---- Given information
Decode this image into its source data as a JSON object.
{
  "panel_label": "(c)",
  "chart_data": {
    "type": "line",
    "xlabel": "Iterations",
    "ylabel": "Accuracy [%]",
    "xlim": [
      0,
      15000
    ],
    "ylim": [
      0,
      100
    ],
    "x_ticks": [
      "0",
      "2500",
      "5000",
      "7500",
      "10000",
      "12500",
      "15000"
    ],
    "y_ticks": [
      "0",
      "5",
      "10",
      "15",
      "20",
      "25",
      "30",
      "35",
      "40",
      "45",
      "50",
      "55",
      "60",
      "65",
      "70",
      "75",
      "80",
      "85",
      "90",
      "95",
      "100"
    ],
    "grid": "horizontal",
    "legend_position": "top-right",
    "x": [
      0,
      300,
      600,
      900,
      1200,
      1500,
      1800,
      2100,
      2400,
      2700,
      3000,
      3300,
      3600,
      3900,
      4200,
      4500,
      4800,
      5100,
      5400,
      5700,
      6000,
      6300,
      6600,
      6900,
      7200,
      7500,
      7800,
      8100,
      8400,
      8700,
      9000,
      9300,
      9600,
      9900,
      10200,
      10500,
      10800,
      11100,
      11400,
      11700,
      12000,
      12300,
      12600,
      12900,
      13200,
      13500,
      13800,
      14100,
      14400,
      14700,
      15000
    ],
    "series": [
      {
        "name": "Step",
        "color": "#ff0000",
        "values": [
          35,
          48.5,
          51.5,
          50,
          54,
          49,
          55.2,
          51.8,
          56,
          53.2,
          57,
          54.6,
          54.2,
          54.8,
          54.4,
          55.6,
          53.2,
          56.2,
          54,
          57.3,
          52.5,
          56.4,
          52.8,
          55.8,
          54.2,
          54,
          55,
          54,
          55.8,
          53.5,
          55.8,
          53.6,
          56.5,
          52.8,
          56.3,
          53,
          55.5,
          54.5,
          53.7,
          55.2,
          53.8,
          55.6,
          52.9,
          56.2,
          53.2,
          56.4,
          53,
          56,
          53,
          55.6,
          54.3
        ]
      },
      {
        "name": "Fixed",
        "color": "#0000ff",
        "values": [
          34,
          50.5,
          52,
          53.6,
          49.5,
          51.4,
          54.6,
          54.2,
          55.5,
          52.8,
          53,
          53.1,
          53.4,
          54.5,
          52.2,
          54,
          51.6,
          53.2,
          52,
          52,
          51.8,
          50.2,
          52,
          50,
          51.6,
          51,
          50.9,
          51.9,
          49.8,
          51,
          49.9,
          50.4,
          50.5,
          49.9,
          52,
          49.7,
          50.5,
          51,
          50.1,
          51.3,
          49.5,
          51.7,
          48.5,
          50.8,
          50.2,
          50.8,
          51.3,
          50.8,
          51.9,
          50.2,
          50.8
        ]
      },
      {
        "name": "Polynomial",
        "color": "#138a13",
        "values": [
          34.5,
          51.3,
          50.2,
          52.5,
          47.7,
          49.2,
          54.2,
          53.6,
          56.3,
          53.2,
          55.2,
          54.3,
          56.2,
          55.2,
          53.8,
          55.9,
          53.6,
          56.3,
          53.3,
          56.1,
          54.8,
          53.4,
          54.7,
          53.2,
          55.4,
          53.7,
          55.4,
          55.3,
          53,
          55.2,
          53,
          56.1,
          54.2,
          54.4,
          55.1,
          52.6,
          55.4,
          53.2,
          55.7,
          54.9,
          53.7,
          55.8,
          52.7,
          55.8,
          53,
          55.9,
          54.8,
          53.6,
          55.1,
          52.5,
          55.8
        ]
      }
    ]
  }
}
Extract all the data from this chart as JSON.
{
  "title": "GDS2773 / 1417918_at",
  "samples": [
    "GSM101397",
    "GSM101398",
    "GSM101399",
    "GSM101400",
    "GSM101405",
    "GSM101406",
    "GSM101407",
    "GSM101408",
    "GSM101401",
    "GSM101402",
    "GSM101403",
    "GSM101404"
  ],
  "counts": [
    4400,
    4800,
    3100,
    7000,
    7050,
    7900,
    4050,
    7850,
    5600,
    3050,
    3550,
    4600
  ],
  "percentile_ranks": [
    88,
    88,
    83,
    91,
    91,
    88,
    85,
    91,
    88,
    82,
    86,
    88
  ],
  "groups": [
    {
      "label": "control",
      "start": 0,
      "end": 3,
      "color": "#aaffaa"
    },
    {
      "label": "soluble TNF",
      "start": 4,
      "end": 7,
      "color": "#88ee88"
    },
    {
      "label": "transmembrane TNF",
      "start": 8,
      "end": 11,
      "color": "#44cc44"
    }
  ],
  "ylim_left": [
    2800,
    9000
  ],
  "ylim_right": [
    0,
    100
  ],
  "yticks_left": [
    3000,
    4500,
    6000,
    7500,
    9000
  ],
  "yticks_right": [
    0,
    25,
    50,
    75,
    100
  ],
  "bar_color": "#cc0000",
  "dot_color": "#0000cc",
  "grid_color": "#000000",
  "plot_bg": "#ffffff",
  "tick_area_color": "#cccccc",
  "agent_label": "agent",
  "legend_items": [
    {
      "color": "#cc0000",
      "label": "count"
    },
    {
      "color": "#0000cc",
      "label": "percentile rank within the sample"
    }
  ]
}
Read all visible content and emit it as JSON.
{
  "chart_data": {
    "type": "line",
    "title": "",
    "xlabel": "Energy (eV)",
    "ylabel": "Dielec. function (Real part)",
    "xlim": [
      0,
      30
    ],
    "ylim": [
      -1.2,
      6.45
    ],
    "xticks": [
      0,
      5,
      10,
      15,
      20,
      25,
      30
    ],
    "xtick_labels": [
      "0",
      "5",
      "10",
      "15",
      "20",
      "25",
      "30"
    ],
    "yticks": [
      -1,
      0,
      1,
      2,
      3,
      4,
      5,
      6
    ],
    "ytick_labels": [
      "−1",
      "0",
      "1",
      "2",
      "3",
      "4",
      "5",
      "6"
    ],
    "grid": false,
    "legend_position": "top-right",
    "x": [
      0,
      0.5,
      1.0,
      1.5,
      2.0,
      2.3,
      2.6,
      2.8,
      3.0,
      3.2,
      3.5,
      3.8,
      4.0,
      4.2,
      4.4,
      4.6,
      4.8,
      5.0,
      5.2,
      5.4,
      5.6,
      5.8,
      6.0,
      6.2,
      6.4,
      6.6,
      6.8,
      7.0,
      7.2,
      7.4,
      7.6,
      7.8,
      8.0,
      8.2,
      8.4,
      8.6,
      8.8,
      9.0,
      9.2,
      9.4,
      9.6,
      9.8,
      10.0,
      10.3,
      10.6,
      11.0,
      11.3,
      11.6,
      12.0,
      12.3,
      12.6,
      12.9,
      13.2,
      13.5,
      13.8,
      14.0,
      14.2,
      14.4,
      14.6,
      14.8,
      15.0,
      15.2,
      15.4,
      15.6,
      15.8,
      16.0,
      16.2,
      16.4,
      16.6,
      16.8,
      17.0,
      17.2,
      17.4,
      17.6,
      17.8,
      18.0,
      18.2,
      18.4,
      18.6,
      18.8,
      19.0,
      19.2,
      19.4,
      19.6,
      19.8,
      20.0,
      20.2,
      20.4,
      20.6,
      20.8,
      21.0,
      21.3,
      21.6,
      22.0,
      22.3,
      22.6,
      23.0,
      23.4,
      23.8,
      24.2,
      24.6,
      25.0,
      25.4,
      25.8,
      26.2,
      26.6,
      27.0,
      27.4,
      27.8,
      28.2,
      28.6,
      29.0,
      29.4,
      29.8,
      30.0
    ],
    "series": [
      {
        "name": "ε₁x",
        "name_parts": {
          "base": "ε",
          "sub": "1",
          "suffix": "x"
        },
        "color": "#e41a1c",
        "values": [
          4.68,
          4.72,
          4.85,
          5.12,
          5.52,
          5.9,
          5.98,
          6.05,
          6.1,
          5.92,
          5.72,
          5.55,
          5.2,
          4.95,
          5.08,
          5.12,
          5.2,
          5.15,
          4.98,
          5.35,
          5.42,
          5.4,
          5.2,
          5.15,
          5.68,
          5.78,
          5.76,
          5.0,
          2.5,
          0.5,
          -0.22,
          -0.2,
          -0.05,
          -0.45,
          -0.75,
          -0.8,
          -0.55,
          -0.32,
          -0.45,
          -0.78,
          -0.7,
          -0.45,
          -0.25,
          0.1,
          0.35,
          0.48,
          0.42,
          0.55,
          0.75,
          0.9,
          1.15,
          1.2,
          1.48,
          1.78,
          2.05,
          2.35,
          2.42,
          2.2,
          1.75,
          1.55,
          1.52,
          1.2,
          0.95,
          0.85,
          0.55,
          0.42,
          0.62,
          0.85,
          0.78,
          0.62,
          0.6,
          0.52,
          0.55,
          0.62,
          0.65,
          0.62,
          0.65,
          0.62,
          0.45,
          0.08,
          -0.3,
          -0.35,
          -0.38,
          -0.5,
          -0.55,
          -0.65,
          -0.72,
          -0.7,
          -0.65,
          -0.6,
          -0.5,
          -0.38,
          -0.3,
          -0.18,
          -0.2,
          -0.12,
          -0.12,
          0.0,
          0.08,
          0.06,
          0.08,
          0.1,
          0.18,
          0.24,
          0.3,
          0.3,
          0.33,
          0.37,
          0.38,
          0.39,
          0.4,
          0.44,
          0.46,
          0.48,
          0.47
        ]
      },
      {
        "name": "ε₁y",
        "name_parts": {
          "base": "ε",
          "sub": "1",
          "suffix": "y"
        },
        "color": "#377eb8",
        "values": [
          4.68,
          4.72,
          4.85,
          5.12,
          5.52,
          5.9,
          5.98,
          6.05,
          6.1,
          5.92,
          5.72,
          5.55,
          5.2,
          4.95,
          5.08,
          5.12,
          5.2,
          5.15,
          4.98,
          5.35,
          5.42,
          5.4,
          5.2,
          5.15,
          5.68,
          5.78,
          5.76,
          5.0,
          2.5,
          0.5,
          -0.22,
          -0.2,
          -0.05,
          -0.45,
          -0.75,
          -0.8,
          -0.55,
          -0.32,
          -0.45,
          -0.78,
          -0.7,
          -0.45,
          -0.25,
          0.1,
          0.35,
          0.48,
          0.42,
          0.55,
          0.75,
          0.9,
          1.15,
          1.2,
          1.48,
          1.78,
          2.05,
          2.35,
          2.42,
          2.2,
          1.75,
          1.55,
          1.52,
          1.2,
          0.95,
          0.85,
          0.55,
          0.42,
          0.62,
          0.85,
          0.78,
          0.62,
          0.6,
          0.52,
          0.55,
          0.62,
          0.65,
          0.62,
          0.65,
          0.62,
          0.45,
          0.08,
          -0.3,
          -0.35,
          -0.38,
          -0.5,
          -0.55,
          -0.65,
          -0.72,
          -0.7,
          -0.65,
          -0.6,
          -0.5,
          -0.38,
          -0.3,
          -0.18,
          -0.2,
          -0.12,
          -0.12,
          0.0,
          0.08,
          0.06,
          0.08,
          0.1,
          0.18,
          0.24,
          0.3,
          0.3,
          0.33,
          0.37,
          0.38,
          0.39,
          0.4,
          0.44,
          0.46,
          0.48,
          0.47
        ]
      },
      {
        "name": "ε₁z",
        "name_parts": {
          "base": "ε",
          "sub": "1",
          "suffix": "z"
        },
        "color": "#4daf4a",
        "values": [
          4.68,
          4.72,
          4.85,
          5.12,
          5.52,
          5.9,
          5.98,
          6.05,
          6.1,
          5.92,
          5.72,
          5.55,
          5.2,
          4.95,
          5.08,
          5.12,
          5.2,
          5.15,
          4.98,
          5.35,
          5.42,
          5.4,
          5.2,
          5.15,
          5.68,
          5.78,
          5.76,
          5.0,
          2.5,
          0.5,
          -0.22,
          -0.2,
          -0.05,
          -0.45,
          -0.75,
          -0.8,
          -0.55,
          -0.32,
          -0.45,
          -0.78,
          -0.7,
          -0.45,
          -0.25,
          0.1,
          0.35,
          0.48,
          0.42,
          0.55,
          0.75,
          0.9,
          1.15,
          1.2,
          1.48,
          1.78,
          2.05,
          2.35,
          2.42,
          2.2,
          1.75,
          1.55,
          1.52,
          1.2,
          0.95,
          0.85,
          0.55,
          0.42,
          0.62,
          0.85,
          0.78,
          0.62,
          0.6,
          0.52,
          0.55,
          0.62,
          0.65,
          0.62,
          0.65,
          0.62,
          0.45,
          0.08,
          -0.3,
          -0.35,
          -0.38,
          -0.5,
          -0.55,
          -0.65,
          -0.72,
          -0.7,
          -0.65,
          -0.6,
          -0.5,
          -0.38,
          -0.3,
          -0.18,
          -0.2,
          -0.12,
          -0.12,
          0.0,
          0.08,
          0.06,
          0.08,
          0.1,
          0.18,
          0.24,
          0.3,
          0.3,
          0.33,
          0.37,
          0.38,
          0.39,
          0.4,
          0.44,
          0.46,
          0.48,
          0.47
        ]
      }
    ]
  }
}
--------
_Set problem_.
Search the records above for "ylabel". Copy each line where it is found.

_Reply to the task_.
    "ylabel": "Accuracy [%]",
    "ylabel": "Dielec. function (Real part)",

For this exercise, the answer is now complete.